STATED PROBLEM:
Under this task are some entries; return every one of them exactly.

DATA FOR THE TASK:
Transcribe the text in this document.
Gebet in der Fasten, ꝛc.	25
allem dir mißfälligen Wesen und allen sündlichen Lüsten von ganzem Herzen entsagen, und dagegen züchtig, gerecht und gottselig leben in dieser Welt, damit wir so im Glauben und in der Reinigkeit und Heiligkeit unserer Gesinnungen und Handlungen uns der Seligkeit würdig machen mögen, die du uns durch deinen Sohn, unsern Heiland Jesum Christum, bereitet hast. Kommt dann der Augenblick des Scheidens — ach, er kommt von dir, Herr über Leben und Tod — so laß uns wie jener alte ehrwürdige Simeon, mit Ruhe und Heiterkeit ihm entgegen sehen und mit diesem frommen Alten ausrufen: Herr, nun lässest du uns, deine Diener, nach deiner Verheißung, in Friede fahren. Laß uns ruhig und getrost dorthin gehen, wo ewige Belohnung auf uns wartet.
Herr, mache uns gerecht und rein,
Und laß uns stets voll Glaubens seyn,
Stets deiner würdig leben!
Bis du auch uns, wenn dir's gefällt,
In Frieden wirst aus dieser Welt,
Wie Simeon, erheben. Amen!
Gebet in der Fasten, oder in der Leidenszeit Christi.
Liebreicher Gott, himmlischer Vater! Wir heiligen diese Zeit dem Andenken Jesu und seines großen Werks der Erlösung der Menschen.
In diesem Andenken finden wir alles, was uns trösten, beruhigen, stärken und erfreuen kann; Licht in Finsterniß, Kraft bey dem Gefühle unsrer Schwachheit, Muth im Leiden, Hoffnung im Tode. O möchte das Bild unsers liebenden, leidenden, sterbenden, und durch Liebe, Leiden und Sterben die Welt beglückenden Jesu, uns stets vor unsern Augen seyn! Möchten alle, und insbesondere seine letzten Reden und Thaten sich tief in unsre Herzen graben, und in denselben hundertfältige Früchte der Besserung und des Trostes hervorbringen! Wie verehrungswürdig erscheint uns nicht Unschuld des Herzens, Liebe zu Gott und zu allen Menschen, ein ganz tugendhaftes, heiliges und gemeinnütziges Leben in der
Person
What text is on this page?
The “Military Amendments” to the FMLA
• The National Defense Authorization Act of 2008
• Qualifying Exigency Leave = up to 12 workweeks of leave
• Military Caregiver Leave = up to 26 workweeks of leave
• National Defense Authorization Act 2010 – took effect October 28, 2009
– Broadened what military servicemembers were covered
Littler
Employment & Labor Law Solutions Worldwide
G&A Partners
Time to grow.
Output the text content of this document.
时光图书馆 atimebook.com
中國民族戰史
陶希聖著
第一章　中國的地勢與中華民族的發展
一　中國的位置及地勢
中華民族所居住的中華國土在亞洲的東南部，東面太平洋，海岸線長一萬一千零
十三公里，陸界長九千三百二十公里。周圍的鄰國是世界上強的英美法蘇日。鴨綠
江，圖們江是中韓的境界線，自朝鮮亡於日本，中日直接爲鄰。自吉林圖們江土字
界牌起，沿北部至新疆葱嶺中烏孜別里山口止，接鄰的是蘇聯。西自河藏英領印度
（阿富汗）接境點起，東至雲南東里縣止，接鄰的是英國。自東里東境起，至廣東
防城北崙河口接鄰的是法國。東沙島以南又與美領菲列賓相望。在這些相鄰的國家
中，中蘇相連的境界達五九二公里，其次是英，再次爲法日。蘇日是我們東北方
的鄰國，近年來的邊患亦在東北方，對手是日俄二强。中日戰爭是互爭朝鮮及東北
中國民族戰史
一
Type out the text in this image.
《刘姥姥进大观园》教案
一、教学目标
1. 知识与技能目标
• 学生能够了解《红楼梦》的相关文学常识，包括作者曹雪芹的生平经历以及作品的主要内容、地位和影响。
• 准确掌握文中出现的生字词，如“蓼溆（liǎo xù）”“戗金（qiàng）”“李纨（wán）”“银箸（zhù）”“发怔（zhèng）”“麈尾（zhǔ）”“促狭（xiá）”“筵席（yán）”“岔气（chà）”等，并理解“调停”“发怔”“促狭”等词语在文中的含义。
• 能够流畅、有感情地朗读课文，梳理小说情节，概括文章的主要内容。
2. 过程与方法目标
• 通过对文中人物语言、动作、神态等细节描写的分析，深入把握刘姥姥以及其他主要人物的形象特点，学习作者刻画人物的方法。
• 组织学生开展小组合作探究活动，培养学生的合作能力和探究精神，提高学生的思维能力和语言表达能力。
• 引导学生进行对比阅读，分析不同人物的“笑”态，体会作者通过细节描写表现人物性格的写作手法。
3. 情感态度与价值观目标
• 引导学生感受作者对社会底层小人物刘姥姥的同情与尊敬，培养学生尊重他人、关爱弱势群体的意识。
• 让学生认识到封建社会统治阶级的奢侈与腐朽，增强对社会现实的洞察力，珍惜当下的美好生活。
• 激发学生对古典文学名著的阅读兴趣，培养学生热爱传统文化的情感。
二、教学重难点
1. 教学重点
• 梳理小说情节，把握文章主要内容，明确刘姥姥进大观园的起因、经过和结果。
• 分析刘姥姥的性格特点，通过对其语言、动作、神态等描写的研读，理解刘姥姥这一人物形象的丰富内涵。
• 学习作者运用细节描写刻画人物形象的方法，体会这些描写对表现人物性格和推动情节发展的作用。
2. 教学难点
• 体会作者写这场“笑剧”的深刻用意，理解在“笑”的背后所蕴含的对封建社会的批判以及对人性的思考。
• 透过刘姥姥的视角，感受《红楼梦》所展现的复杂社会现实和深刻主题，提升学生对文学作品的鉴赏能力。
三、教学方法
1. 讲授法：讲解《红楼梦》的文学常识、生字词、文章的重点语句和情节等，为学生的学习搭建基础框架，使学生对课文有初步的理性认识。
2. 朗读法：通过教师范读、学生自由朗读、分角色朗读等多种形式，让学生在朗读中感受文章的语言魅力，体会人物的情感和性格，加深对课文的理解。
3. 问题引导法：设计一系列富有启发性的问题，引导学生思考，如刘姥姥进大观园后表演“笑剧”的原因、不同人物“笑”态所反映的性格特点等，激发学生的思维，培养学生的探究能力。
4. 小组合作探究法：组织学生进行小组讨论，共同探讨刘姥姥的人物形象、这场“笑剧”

EXERCISE ANSWER:
Transcribe the text in this document.
Gebet in der Fasten, ꝛc.	25
allem dir mißfälligen Wesen und allen sündlichen Lüsten von ganzem Herzen entsagen, und dagegen züchtig, gerecht und gottselig leben in dieser Welt, damit wir so im Glauben und in der Reinigkeit und Heiligkeit unserer Gesinnungen und Handlungen uns der Seligkeit würdig machen mögen, die du uns durch deinen Sohn, unsern Heiland Jesum Christum, bereitet hast. Kommt dann der Augenblick des Scheidens — ach, er kommt von dir, Herr über Leben und Tod — so laß uns wie jener alte ehrwürdige Simeon, mit Ruhe und Heiterkeit ihm entgegen sehen und mit diesem frommen Alten ausrufen: Herr, nun lässest du uns, deine Diener, nach deiner Verheißung, in Friede fahren. Laß uns ruhig und getrost dorthin gehen, wo ewige Belohnung auf uns wartet.
Herr, mache uns gerecht und rein,
Und laß uns stets voll Glaubens seyn,
Stets deiner würdig leben!
Bis du auch uns, wenn dir's gefällt,
In Frieden wirst aus dieser Welt,
Wie Simeon, erheben. Amen!
Gebet in der Fasten, oder in der Leidenszeit Christi.
Liebreicher Gott, himmlischer Vater! Wir heiligen diese Zeit dem Andenken Jesu und seines großen Werks der Erlösung der Menschen.
In diesem Andenken finden wir alles, was uns trösten, beruhigen, stärken und erfreuen kann; Licht in Finsterniß, Kraft bey dem Gefühle unsrer Schwachheit, Muth im Leiden, Hoffnung im Tode. O möchte das Bild unsers liebenden, leidenden, sterbenden, und durch Liebe, Leiden und Sterben die Welt beglückenden Jesu, uns stets vor unsern Augen seyn! Möchten alle, und insbesondere seine letzten Reden und Thaten sich tief in unsre Herzen graben, und in denselben hundertfältige Früchte der Besserung und des Trostes hervorbringen! Wie verehrungswürdig erscheint uns nicht Unschuld des Herzens, Liebe zu Gott und zu allen Menschen, ein ganz tugendhaftes, heiliges und gemeinnütziges Leben in der
Person
What text is on this page?
The “Military Amendments” to the FMLA
• The National Defense Authorization Act of 2008
• Qualifying Exigency Leave = up to 12 workweeks of leave
• Military Caregiver Leave = up to 26 workweeks of leave
• National Defense Authorization Act 2010 – took effect October 28, 2009
– Broadened what military servicemembers were covered
Littler
Employment & Labor Law Solutions Worldwide
G&A Partners
Time to grow.
Output the text content of this document.
时光图书馆 atimebook.com
中國民族戰史
陶希聖著
第一章　中國的地勢與中華民族的發展
一　中國的位置及地勢
中華民族所居住的中華國土在亞洲的東南部，東面太平洋，海岸線長一萬一千零
十三公里，陸界長九千三百二十公里。周圍的鄰國是世界上強的英美法蘇日。鴨綠
江，圖們江是中韓的境界線，自朝鮮亡於日本，中日直接爲鄰。自吉林圖們江土字
界牌起，沿北部至新疆葱嶺中烏孜別里山口止，接鄰的是蘇聯。西自河藏英領印度
（阿富汗）接境點起，東至雲南東里縣止，接鄰的是英國。自東里東境起，至廣東
防城北崙河口接鄰的是法國。東沙島以南又與美領菲列賓相望。在這些相鄰的國家
中，中蘇相連的境界達五九二公里，其次是英，再次爲法日。蘇日是我們東北方
的鄰國，近年來的邊患亦在東北方，對手是日俄二强。中日戰爭是互爭朝鮮及東北
中國民族戰史
一
Type out the text in this image.
《刘姥姥进大观园》教案
一、教学目标
1. 知识与技能目标
• 学生能够了解《红楼梦》的相关文学常识，包括作者曹雪芹的生平经历以及作品的主要内容、地位和影响。
• 准确掌握文中出现的生字词，如“蓼溆（liǎo xù）”“戗金（qiàng）”“李纨（wán）”“银箸（zhù）”“发怔（zhèng）”“麈尾（zhǔ）”“促狭（xiá）”“筵席（yán）”“岔气（chà）”等，并理解“调停”“发怔”“促狭”等词语在文中的含义。
• 能够流畅、有感情地朗读课文，梳理小说情节，概括文章的主要内容。
2. 过程与方法目标
• 通过对文中人物语言、动作、神态等细节描写的分析，深入把握刘姥姥以及其他主要人物的形象特点，学习作者刻画人物的方法。
• 组织学生开展小组合作探究活动，培养学生的合作能力和探究精神，提高学生的思维能力和语言表达能力。
• 引导学生进行对比阅读，分析不同人物的“笑”态，体会作者通过细节描写表现人物性格的写作手法。
3. 情感态度与价值观目标
• 引导学生感受作者对社会底层小人物刘姥姥的同情与尊敬，培养学生尊重他人、关爱弱势群体的意识。
• 让学生认识到封建社会统治阶级的奢侈与腐朽，增强对社会现实的洞察力，珍惜当下的美好生活。
• 激发学生对古典文学名著的阅读兴趣，培养学生热爱传统文化的情感。
二、教学重难点
1. 教学重点
• 梳理小说情节，把握文章主要内容，明确刘姥姥进大观园的起因、经过和结果。
• 分析刘姥姥的性格特点，通过对其语言、动作、神态等描写的研读，理解刘姥姥这一人物形象的丰富内涵。
• 学习作者运用细节描写刻画人物形象的方法，体会这些描写对表现人物性格和推动情节发展的作用。
2. 教学难点
• 体会作者写这场“笑剧”的深刻用意，理解在“笑”的背后所蕴含的对封建社会的批判以及对人性的思考。
• 透过刘姥姥的视角，感受《红楼梦》所展现的复杂社会现实和深刻主题，提升学生对文学作品的鉴赏能力。
三、教学方法
1. 讲授法：讲解《红楼梦》的文学常识、生字词、文章的重点语句和情节等，为学生的学习搭建基础框架，使学生对课文有初步的理性认识。
2. 朗读法：通过教师范读、学生自由朗读、分角色朗读等多种形式，让学生在朗读中感受文章的语言魅力，体会人物的情感和性格，加深对课文的理解。
3. 问题引导法：设计一系列富有启发性的问题，引导学生思考，如刘姥姥进大观园后表演“笑剧”的原因、不同人物“笑”态所反映的性格特点等，激发学生的思维，培养学生的探究能力。
4. 小组合作探究法：组织学生进行小组讨论，共同探讨刘姥姥的人物形象、这场“笑剧”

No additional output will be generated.